→ Supplied data:
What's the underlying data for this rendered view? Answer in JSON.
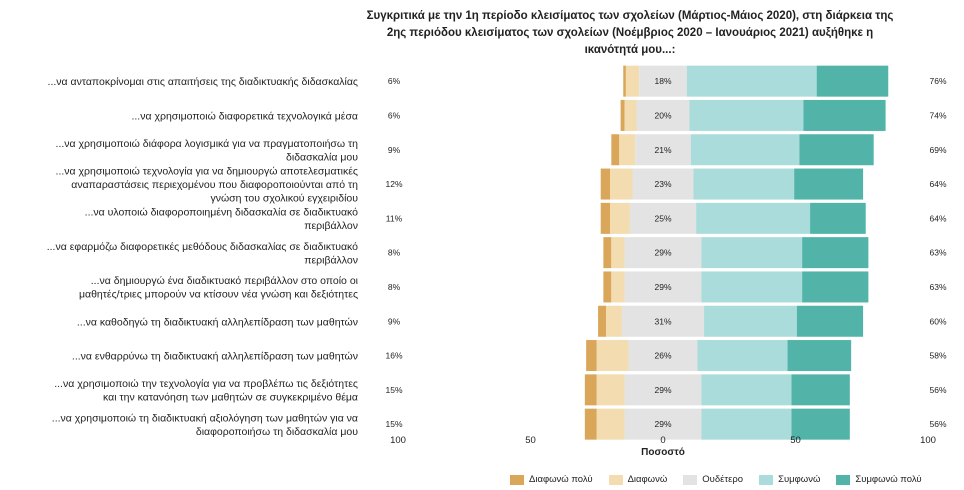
{
  "chart_data": {
    "type": "bar",
    "orientation": "horizontal-diverging",
    "title_lines": [
      "Συγκριτικά με την 1η περίοδο κλεισίματος των σχολείων (Μάρτιος-Μάιος 2020), στη διάρκεια της",
      "2ης περιόδου κλεισίματος των σχολείων (Νοέμβριος 2020 – Ιανουάριος 2021) αυξήθηκε η",
      "ικανότητά μου...:"
    ],
    "xlabel": "Ποσοστό",
    "xlim": [
      -100,
      100
    ],
    "xticks": [
      -100,
      -50,
      0,
      50,
      100
    ],
    "xtick_labels": [
      "100",
      "50",
      "0",
      "50",
      "100"
    ],
    "grid": false,
    "legend_position": "bottom",
    "series": [
      {
        "name": "Διαφωνώ πολύ",
        "color": "#d9a65a"
      },
      {
        "name": "Διαφωνώ",
        "color": "#f2dcb0"
      },
      {
        "name": "Ουδέτερο",
        "color": "#e3e3e3"
      },
      {
        "name": "Συμφωνώ",
        "color": "#a9dcda"
      },
      {
        "name": "Συμφωνώ πολύ",
        "color": "#52b3a8"
      }
    ],
    "categories": [
      {
        "label": [
          "...να ανταποκρίνομαι στις απαιτήσεις της διαδικτυακής διδασκαλίας"
        ],
        "left_pct": "6%",
        "neutral_pct": "18%",
        "right_pct": "76%",
        "values": [
          1,
          5,
          18,
          49,
          27
        ]
      },
      {
        "label": [
          "...να χρησιμοποιώ διαφορετικά τεχνολογικά μέσα"
        ],
        "left_pct": "6%",
        "neutral_pct": "20%",
        "right_pct": "74%",
        "values": [
          1.5,
          4.5,
          20,
          43,
          31
        ]
      },
      {
        "label": [
          "...να χρησιμοποιώ διάφορα λογισμικά για να πραγματοποιήσω τη",
          "διδασκαλία μου"
        ],
        "left_pct": "9%",
        "neutral_pct": "21%",
        "right_pct": "69%",
        "values": [
          3,
          6,
          21,
          41,
          28
        ]
      },
      {
        "label": [
          "...να χρησιμοποιώ τεχνολογία για να δημιουργώ αποτελεσματικές",
          "αναπαραστάσεις περιεχομένου που διαφοροποιούνται από τη",
          "γνώση του σχολικού εγχειριδίου"
        ],
        "left_pct": "12%",
        "neutral_pct": "23%",
        "right_pct": "64%",
        "values": [
          3.5,
          8.5,
          23,
          38,
          26
        ]
      },
      {
        "label": [
          "...να υλοποιώ διαφοροποιημένη διδασκαλία σε διαδικτυακό",
          "περιβάλλον"
        ],
        "left_pct": "11%",
        "neutral_pct": "25%",
        "right_pct": "64%",
        "values": [
          3.5,
          7.5,
          25,
          43,
          21
        ]
      },
      {
        "label": [
          "...να εφαρμόζω διαφορετικές μεθόδους διδασκαλίας σε διαδικτυακό",
          "περιβάλλον"
        ],
        "left_pct": "8%",
        "neutral_pct": "29%",
        "right_pct": "63%",
        "values": [
          3,
          5,
          29,
          38,
          25
        ]
      },
      {
        "label": [
          "...να δημιουργώ ένα διαδικτυακό περιβάλλον στο οποίο οι",
          "μαθητές/τριες μπορούν να κτίσουν νέα γνώση και δεξιότητες"
        ],
        "left_pct": "8%",
        "neutral_pct": "29%",
        "right_pct": "63%",
        "values": [
          3,
          5,
          29,
          38,
          25
        ]
      },
      {
        "label": [
          "...να καθοδηγώ τη διαδικτυακή αλληλεπίδραση των μαθητών"
        ],
        "left_pct": "9%",
        "neutral_pct": "31%",
        "right_pct": "60%",
        "values": [
          3,
          6,
          31,
          35,
          25
        ]
      },
      {
        "label": [
          "...να ενθαρρύνω τη διαδικτυακή αλληλεπίδραση των μαθητών"
        ],
        "left_pct": "16%",
        "neutral_pct": "26%",
        "right_pct": "58%",
        "values": [
          4,
          12,
          26,
          34,
          24
        ]
      },
      {
        "label": [
          "...να χρησιμοποιώ την τεχνολογία για να προβλέπω τις δεξιότητες",
          "και την κατανόηση των μαθητών σε συγκεκριμένο θέμα"
        ],
        "left_pct": "15%",
        "neutral_pct": "29%",
        "right_pct": "56%",
        "values": [
          4.5,
          10.5,
          29,
          34,
          22
        ]
      },
      {
        "label": [
          "...να χρησιμοποιώ τη διαδικτυακή αξιολόγηση των μαθητών για να",
          "διαφοροποιήσω τη διδασκαλία μου"
        ],
        "left_pct": "15%",
        "neutral_pct": "29%",
        "right_pct": "56%",
        "values": [
          4.5,
          10.5,
          29,
          34,
          22
        ]
      }
    ]
  }
}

→ Given instruction:
Output all of the entries verbatim, leaving out any images.

→ Result below:
What's the underlying data for this rendered view? Answer in JSON.
{
  "chart_data": {
    "type": "bar",
    "orientation": "horizontal-diverging",
    "title_lines": [
      "Συγκριτικά με την 1η περίοδο κλεισίματος των σχολείων (Μάρτιος-Μάιος 2020), στη διάρκεια της",
      "2ης περιόδου κλεισίματος των σχολείων (Νοέμβριος 2020 – Ιανουάριος 2021) αυξήθηκε η",
      "ικανότητά μου...:"
    ],
    "xlabel": "Ποσοστό",
    "xlim": [
      -100,
      100
    ],
    "xticks": [
      -100,
      -50,
      0,
      50,
      100
    ],
    "xtick_labels": [
      "100",
      "50",
      "0",
      "50",
      "100"
    ],
    "grid": false,
    "legend_position": "bottom",
    "series": [
      {
        "name": "Διαφωνώ πολύ",
        "color": "#d9a65a"
      },
      {
        "name": "Διαφωνώ",
        "color": "#f2dcb0"
      },
      {
        "name": "Ουδέτερο",
        "color": "#e3e3e3"
      },
      {
        "name": "Συμφωνώ",
        "color": "#a9dcda"
      },
      {
        "name": "Συμφωνώ πολύ",
        "color": "#52b3a8"
      }
    ],
    "categories": [
      {
        "label": [
          "...να ανταποκρίνομαι στις απαιτήσεις της διαδικτυακής διδασκαλίας"
        ],
        "left_pct": "6%",
        "neutral_pct": "18%",
        "right_pct": "76%",
        "values": [
          1,
          5,
          18,
          49,
          27
        ]
      },
      {
        "label": [
          "...να χρησιμοποιώ διαφορετικά τεχνολογικά μέσα"
        ],
        "left_pct": "6%",
        "neutral_pct": "20%",
        "right_pct": "74%",
        "values": [
          1.5,
          4.5,
          20,
          43,
          31
        ]
      },
      {
        "label": [
          "...να χρησιμοποιώ διάφορα λογισμικά για να πραγματοποιήσω τη",
          "διδασκαλία μου"
        ],
        "left_pct": "9%",
        "neutral_pct": "21%",
        "right_pct": "69%",
        "values": [
          3,
          6,
          21,
          41,
          28
        ]
      },
      {
        "label": [
          "...να χρησιμοποιώ τεχνολογία για να δημιουργώ αποτελεσματικές",
          "αναπαραστάσεις περιεχομένου που διαφοροποιούνται από τη",
          "γνώση του σχολικού εγχειριδίου"
        ],
        "left_pct": "12%",
        "neutral_pct": "23%",
        "right_pct": "64%",
        "values": [
          3.5,
          8.5,
          23,
          38,
          26
        ]
      },
      {
        "label": [
          "...να υλοποιώ διαφοροποιημένη διδασκαλία σε διαδικτυακό",
          "περιβάλλον"
        ],
        "left_pct": "11%",
        "neutral_pct": "25%",
        "right_pct": "64%",
        "values": [
          3.5,
          7.5,
          25,
          43,
          21
        ]
      },
      {
        "label": [
          "...να εφαρμόζω διαφορετικές μεθόδους διδασκαλίας σε διαδικτυακό",
          "περιβάλλον"
        ],
        "left_pct": "8%",
        "neutral_pct": "29%",
        "right_pct": "63%",
        "values": [
          3,
          5,
          29,
          38,
          25
        ]
      },
      {
        "label": [
          "...να δημιουργώ ένα διαδικτυακό περιβάλλον στο οποίο οι",
          "μαθητές/τριες μπορούν να κτίσουν νέα γνώση και δεξιότητες"
        ],
        "left_pct": "8%",
        "neutral_pct": "29%",
        "right_pct": "63%",
        "values": [
          3,
          5,
          29,
          38,
          25
        ]
      },
      {
        "label": [
          "...να καθοδηγώ τη διαδικτυακή αλληλεπίδραση των μαθητών"
        ],
        "left_pct": "9%",
        "neutral_pct": "31%",
        "right_pct": "60%",
        "values": [
          3,
          6,
          31,
          35,
          25
        ]
      },
      {
        "label": [
          "...να ενθαρρύνω τη διαδικτυακή αλληλεπίδραση των μαθητών"
        ],
        "left_pct": "16%",
        "neutral_pct": "26%",
        "right_pct": "58%",
        "values": [
          4,
          12,
          26,
          34,
          24
        ]
      },
      {
        "label": [
          "...να χρησιμοποιώ την τεχνολογία για να προβλέπω τις δεξιότητες",
          "και την κατανόηση των μαθητών σε συγκεκριμένο θέμα"
        ],
        "left_pct": "15%",
        "neutral_pct": "29%",
        "right_pct": "56%",
        "values": [
          4.5,
          10.5,
          29,
          34,
          22
        ]
      },
      {
        "label": [
          "...να χρησιμοποιώ τη διαδικτυακή αξιολόγηση των μαθητών για να",
          "διαφοροποιήσω τη διδασκαλία μου"
        ],
        "left_pct": "15%",
        "neutral_pct": "29%",
        "right_pct": "56%",
        "values": [
          4.5,
          10.5,
          29,
          34,
          22
        ]
      }
    ]
  }
}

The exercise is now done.